WHAT IS EXPECTED –
Write only the number of lines holding the string "Hg且无急性降压治疗禁忌证的HIGH患者".

------------------------------------------------

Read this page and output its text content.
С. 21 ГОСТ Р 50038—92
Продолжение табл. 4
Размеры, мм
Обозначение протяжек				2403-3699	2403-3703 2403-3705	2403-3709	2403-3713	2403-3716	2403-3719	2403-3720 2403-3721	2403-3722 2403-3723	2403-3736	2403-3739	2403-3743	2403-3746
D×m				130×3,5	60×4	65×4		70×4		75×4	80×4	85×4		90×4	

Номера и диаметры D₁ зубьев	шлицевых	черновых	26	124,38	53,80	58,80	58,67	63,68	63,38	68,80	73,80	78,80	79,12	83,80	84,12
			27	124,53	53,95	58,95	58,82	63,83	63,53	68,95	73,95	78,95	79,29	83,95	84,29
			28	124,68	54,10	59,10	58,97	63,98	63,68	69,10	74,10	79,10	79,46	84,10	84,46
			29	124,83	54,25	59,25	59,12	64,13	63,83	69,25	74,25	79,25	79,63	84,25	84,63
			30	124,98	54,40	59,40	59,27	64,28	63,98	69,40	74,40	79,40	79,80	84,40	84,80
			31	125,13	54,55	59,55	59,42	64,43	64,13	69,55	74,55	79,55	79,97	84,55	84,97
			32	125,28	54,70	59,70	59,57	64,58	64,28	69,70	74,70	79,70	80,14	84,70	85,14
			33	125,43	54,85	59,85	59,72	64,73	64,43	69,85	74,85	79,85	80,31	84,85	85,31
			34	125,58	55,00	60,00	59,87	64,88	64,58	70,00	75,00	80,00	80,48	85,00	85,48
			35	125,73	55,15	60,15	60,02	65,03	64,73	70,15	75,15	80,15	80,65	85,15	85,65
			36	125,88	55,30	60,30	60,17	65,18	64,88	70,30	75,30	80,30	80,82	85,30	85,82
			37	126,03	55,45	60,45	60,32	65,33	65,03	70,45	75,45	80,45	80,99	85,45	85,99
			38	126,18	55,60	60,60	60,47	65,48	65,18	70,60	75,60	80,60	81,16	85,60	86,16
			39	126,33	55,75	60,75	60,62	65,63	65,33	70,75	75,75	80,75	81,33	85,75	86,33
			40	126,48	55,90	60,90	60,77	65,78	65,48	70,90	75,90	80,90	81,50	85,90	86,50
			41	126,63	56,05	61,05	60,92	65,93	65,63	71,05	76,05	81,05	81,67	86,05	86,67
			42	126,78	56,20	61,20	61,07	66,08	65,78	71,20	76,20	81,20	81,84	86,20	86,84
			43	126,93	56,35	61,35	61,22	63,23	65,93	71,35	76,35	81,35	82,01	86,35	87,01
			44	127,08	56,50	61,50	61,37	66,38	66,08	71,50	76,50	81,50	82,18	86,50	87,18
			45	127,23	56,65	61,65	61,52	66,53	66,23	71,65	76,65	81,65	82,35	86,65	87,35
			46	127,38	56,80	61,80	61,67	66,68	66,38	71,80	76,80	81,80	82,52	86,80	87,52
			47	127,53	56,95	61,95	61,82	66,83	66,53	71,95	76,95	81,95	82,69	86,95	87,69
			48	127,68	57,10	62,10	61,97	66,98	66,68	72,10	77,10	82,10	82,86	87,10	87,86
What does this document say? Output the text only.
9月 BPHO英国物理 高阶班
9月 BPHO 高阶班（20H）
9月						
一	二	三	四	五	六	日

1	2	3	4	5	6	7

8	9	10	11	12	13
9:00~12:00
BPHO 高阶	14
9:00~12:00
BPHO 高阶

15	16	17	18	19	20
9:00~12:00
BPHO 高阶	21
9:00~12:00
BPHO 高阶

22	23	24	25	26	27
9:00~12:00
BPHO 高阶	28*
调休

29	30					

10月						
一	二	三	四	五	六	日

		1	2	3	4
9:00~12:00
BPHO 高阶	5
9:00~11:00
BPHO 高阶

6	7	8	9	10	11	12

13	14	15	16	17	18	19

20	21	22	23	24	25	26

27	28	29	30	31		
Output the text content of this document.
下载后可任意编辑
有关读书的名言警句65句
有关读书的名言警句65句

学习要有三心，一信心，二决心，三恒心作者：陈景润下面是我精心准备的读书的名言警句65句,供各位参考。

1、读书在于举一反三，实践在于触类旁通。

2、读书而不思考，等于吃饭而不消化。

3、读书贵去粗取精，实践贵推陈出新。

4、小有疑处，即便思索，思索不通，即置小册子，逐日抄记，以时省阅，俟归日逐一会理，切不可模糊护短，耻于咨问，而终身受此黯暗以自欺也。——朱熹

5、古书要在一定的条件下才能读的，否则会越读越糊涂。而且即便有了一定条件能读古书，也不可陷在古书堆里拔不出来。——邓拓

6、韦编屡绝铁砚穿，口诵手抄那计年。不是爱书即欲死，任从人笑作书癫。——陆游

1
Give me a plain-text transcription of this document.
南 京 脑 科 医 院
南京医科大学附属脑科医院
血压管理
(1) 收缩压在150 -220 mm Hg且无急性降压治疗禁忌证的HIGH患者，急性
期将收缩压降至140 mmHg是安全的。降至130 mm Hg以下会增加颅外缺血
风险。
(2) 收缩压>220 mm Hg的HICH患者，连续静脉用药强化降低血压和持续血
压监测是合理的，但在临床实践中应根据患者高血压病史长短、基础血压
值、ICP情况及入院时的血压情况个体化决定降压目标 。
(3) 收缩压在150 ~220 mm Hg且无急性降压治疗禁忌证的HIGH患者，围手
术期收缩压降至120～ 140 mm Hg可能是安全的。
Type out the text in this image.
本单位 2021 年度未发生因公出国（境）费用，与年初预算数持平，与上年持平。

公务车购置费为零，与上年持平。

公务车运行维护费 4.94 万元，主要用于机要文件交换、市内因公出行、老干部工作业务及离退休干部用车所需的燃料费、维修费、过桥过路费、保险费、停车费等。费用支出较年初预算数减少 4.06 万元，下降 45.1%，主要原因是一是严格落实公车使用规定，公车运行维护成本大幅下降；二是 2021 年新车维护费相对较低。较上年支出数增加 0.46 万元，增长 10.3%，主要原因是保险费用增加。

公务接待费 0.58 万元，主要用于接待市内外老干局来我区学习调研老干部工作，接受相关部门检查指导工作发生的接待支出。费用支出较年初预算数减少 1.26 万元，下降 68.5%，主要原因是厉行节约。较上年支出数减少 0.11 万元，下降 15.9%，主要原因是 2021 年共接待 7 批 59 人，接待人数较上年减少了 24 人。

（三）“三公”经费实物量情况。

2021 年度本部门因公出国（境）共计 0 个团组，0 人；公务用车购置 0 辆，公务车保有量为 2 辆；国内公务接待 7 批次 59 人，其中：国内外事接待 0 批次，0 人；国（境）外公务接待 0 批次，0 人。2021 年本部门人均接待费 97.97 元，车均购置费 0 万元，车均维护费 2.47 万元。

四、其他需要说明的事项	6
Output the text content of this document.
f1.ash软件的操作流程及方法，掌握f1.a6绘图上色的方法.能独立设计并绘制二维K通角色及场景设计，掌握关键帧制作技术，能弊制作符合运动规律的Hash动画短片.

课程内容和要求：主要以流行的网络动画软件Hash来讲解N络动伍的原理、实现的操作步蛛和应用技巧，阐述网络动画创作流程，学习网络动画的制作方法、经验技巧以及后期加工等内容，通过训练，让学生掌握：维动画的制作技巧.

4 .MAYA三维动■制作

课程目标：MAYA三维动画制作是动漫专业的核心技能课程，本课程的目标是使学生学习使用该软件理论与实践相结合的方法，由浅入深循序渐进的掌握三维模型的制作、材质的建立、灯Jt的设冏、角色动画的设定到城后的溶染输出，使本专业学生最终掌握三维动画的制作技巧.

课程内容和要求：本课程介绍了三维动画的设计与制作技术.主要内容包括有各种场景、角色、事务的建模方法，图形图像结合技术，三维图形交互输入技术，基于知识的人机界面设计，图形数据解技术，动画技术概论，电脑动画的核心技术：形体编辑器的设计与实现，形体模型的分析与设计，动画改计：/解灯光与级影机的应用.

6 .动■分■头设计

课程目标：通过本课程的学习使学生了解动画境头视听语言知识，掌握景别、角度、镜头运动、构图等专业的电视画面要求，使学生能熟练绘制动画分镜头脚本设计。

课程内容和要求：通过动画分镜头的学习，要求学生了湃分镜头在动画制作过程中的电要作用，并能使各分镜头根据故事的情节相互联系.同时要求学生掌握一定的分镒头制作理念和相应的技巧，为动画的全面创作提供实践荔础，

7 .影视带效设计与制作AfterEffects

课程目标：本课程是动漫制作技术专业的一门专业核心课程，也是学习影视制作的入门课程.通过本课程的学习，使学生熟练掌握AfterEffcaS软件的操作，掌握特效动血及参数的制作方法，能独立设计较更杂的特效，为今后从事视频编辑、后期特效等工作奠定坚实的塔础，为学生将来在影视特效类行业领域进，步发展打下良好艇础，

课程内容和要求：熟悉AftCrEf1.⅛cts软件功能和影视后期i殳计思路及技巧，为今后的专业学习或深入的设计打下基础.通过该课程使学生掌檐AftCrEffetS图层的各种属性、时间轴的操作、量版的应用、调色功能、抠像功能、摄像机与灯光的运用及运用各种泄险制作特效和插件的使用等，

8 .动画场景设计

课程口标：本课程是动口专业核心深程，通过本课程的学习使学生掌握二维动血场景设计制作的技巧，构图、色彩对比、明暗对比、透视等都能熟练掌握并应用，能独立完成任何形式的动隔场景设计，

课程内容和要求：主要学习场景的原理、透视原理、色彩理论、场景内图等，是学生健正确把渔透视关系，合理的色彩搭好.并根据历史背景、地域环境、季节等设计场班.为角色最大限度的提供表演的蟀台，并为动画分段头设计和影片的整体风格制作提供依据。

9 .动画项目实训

------------------------------------------------

ANSWER BELOW –
2